Every line with the word "Signal" in it should be extracted from the data that follows.

===

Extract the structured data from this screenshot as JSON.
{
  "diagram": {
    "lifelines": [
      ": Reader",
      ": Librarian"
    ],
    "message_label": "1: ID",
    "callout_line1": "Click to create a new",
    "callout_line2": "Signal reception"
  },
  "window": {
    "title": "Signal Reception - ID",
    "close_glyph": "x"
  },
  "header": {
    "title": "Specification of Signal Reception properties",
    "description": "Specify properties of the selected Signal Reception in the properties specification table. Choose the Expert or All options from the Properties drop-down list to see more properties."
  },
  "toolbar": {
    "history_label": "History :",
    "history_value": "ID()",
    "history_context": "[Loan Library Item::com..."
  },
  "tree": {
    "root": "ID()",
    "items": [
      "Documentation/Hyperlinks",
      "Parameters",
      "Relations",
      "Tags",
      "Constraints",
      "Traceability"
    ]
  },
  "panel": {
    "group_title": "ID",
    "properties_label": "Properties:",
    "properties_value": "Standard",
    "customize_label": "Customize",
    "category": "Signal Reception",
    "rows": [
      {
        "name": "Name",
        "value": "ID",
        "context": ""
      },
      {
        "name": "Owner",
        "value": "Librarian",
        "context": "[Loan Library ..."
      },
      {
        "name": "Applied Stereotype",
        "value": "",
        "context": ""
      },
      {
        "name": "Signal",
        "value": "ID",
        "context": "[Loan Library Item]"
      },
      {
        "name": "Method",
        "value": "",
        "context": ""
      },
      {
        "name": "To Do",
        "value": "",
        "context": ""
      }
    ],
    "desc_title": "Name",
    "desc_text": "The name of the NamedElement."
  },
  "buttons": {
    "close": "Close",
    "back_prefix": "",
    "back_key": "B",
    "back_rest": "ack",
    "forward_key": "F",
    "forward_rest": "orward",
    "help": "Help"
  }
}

===

* Expected answer *
    "callout_line2": "Signal reception"
    "title": "Signal Reception - ID",
    "title": "Specification of Signal Reception properties",
    "description": "Specify properties of the selected Signal Reception in the properties specification table. Choose the Expert or All options from the Properties drop-down list to see more properties."
    "category": "Signal Reception",
        "name": "Signal",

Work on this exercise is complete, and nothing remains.